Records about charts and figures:
━━━━

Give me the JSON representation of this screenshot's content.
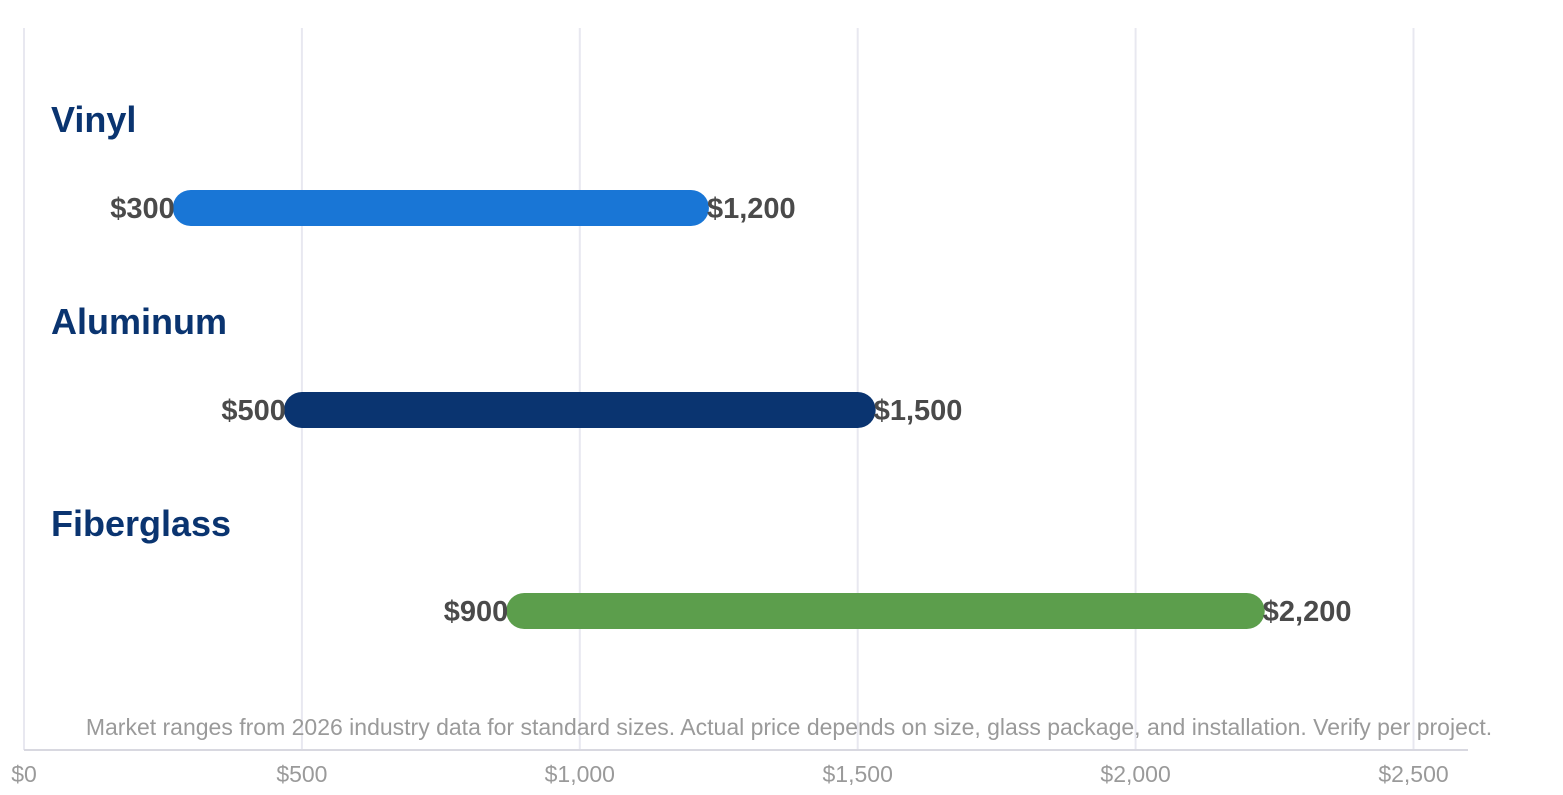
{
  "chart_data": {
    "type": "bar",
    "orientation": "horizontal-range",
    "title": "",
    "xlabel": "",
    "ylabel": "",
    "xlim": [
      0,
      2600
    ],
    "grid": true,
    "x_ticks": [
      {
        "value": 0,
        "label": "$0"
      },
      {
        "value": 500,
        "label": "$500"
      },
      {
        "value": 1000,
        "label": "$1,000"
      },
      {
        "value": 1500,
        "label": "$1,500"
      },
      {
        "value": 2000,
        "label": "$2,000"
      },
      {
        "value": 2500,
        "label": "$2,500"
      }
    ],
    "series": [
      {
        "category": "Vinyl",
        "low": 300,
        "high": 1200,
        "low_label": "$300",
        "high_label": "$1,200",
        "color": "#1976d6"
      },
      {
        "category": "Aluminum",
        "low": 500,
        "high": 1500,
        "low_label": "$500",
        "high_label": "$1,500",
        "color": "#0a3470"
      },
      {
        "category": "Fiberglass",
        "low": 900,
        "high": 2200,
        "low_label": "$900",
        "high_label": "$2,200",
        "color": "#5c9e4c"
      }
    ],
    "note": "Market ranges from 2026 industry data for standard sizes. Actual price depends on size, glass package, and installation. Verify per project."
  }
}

━━━━

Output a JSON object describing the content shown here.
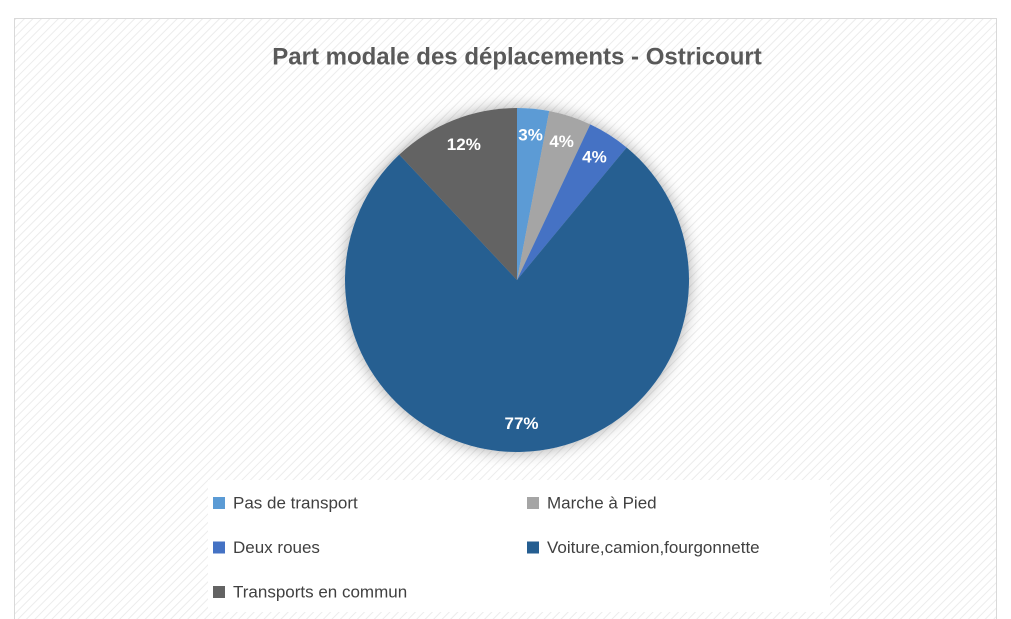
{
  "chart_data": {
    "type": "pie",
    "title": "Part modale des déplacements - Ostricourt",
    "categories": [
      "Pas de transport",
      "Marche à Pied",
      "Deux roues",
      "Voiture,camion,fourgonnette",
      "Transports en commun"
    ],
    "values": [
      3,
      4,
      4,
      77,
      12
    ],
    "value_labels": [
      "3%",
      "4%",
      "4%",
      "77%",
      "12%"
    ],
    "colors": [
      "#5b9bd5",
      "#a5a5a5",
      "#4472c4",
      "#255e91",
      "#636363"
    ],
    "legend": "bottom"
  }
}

━━━━

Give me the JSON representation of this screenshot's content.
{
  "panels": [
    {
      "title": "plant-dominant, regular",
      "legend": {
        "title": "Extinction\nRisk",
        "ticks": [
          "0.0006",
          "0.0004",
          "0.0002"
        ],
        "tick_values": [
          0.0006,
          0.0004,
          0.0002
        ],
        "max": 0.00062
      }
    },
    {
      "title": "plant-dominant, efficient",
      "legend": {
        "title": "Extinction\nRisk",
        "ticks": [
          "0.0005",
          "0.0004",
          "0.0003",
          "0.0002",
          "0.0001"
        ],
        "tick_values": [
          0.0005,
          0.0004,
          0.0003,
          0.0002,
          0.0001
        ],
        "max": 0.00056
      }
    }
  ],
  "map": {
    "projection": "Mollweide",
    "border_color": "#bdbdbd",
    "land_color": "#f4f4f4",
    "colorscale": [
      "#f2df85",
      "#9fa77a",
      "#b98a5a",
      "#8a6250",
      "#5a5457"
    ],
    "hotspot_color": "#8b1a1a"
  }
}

━━━━

What to do
For the material, find the number of lines holding the word "plant" and give that figure and nothing more.

Complete response
2